• [Goal] Return each line that holds the word "canvas".

** Start Given data **

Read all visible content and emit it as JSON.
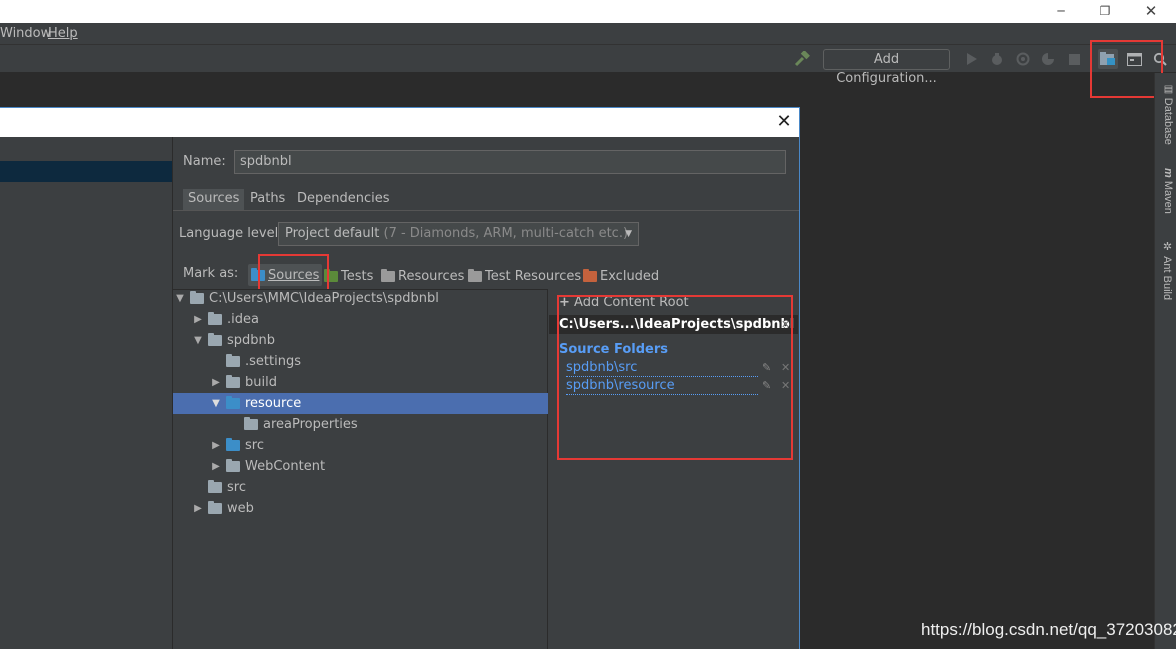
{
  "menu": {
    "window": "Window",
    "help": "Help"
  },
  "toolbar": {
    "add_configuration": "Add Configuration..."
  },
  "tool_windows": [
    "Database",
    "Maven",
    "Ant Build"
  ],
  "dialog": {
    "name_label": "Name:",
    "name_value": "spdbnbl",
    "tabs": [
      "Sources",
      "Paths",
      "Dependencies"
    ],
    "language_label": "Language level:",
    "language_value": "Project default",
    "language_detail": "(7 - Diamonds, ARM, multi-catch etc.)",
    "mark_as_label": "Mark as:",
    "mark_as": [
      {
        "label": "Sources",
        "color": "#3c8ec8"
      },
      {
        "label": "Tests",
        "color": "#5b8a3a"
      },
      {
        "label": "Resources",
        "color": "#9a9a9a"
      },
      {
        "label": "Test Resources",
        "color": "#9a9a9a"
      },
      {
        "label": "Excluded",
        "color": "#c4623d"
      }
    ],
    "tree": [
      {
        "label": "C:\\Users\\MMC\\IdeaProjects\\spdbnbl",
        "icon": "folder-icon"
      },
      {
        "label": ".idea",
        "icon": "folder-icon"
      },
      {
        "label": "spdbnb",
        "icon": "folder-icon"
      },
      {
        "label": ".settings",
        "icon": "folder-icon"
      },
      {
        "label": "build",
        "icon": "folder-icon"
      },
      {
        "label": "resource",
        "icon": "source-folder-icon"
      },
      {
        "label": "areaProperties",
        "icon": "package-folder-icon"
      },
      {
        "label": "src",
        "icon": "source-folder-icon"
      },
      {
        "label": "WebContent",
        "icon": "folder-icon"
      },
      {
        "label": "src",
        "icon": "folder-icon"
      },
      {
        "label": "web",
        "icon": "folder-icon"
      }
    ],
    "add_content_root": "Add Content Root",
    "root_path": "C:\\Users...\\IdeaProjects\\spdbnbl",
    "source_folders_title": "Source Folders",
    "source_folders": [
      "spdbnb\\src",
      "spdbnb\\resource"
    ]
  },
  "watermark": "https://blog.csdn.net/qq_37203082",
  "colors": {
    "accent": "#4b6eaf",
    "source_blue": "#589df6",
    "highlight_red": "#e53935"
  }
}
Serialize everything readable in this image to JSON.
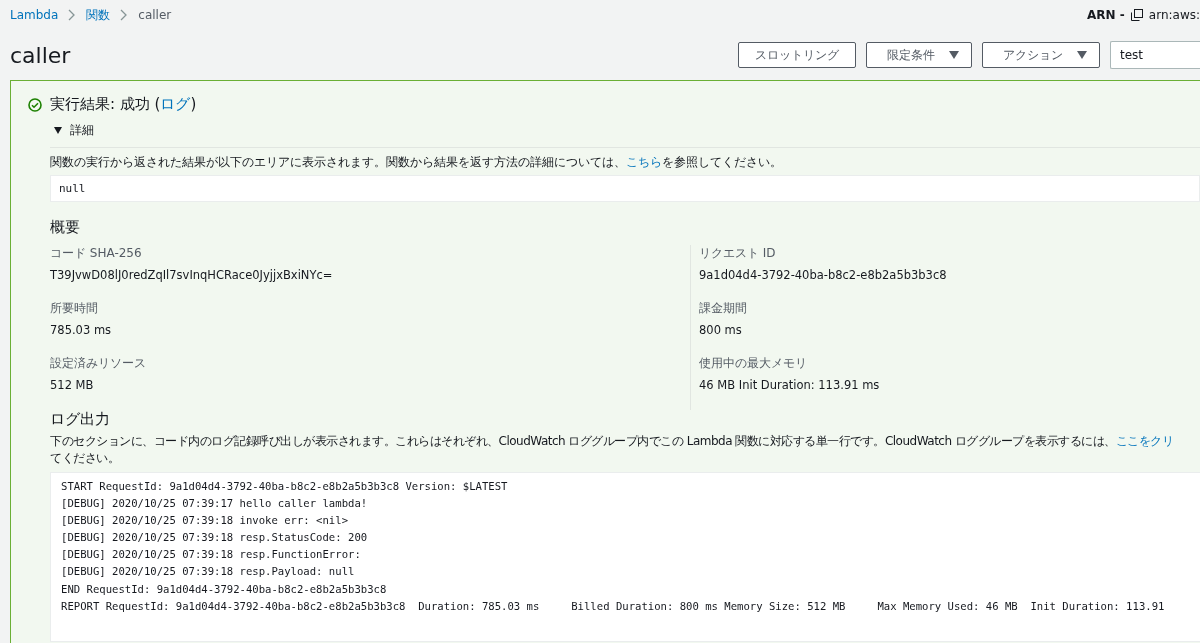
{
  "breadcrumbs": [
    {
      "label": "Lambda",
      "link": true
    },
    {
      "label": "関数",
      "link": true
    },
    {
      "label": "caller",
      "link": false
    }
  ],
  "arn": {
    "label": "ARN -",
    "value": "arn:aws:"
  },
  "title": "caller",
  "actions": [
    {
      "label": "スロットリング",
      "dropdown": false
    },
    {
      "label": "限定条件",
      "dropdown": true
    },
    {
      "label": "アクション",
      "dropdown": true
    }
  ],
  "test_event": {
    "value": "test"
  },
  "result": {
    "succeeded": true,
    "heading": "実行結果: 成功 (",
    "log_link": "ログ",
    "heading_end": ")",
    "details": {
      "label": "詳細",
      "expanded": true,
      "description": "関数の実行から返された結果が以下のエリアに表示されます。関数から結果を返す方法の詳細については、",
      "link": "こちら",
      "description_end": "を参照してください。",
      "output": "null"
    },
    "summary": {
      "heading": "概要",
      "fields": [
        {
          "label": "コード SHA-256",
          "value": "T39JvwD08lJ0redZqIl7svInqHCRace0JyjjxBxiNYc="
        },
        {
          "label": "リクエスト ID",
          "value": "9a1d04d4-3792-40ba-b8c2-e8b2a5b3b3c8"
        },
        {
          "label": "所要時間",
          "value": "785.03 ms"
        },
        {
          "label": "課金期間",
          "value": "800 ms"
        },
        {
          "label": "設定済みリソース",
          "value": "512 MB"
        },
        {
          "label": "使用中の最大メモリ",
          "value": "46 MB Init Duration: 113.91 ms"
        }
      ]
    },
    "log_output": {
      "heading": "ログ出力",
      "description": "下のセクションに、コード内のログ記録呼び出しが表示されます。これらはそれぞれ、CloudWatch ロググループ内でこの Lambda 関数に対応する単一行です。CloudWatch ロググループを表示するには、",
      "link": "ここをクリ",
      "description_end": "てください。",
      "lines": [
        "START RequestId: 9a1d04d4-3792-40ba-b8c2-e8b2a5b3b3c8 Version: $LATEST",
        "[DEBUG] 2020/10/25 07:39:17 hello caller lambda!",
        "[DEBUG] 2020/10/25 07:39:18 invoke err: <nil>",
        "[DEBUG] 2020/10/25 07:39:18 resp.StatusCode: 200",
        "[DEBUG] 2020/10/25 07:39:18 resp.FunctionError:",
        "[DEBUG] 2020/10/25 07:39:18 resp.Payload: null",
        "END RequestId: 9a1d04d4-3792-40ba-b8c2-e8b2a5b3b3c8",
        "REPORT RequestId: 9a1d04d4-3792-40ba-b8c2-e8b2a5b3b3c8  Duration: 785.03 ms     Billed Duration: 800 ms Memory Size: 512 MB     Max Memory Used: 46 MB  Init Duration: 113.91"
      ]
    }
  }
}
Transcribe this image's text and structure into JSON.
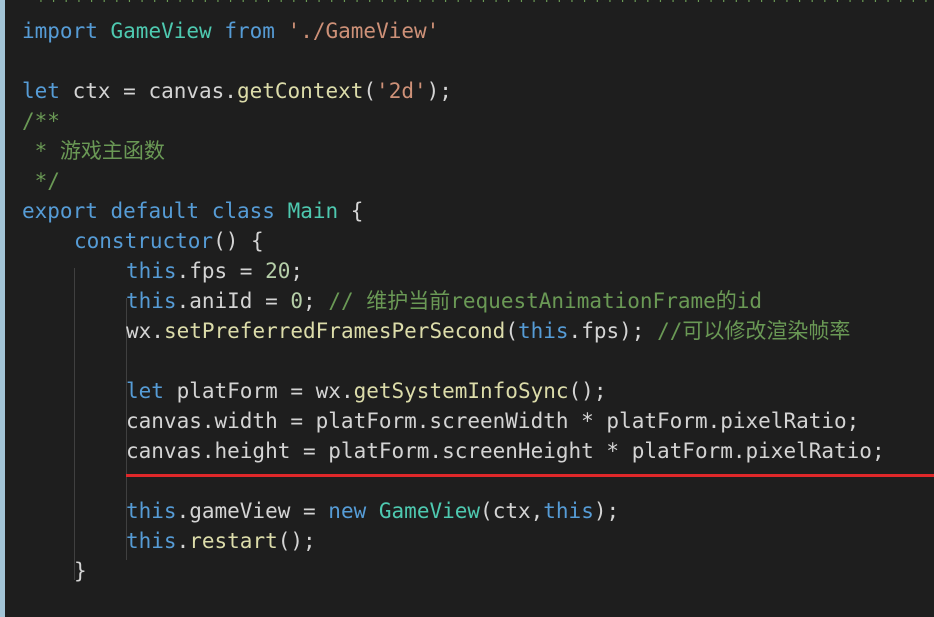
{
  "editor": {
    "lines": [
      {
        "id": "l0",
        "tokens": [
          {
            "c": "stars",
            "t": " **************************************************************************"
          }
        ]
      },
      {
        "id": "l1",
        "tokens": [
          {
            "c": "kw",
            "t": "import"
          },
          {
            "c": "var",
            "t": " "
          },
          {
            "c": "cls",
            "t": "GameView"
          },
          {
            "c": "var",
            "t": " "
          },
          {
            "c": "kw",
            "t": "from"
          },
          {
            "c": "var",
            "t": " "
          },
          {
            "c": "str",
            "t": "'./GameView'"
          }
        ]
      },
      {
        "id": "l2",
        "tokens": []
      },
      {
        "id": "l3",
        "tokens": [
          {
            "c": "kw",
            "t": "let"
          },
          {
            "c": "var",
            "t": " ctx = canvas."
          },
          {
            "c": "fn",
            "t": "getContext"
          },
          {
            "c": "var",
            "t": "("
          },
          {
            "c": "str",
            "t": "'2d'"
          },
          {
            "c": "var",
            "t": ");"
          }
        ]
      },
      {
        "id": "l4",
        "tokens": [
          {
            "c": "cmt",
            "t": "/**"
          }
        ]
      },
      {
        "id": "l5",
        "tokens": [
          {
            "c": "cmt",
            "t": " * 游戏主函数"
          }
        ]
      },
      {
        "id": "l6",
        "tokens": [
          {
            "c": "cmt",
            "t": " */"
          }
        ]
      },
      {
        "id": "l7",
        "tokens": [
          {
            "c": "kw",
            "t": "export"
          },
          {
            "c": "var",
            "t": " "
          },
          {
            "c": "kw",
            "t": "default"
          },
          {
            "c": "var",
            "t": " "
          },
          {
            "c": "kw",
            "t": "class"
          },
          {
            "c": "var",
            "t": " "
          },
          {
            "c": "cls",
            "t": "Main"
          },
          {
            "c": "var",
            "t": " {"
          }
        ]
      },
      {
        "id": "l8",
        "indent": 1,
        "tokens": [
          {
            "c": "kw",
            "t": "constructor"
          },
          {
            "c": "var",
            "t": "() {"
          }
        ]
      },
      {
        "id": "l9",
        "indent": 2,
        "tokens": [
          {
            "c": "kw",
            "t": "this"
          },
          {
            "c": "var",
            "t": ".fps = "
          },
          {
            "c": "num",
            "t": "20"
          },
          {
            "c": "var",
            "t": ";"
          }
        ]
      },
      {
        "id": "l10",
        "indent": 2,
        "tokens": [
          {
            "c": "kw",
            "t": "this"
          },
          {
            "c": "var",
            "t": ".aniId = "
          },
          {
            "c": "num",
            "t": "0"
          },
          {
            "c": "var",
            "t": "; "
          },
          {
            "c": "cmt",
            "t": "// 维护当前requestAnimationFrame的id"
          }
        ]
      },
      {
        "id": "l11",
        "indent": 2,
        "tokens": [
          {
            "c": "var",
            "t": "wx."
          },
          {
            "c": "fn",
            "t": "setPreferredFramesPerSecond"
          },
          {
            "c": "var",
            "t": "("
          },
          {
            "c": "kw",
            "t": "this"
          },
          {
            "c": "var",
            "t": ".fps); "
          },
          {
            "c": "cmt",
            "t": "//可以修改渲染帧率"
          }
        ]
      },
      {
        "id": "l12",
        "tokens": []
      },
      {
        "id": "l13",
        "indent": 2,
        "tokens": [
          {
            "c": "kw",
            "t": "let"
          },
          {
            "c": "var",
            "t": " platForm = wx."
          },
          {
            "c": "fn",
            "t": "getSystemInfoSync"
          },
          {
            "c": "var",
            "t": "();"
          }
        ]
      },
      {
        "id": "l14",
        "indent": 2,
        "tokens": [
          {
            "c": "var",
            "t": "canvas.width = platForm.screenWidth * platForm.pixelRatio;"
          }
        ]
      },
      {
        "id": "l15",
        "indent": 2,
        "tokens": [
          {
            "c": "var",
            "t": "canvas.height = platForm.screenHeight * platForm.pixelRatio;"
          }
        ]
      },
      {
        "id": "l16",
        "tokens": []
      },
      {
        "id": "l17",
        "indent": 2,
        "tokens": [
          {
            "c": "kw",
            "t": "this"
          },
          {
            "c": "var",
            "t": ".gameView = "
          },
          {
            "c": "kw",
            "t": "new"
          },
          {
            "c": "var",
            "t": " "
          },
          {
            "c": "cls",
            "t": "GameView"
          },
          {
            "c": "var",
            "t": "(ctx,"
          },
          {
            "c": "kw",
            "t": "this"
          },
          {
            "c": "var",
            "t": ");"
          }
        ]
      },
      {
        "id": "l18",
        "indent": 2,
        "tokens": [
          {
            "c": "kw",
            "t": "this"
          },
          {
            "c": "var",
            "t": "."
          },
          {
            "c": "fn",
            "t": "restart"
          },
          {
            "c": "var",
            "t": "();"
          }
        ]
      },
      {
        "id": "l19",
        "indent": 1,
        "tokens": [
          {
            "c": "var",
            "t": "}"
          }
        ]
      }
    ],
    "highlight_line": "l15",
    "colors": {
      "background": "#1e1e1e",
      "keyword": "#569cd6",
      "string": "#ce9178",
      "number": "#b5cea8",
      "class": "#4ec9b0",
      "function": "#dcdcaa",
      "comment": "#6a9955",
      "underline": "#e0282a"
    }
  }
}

** End Given data **

• [Complete answer]
            "t": " ctx = canvas."
            "t": "canvas.width = platForm.screenWidth * platForm.pixelRatio;"
            "t": "canvas.height = platForm.screenHeight * platForm.pixelRatio;"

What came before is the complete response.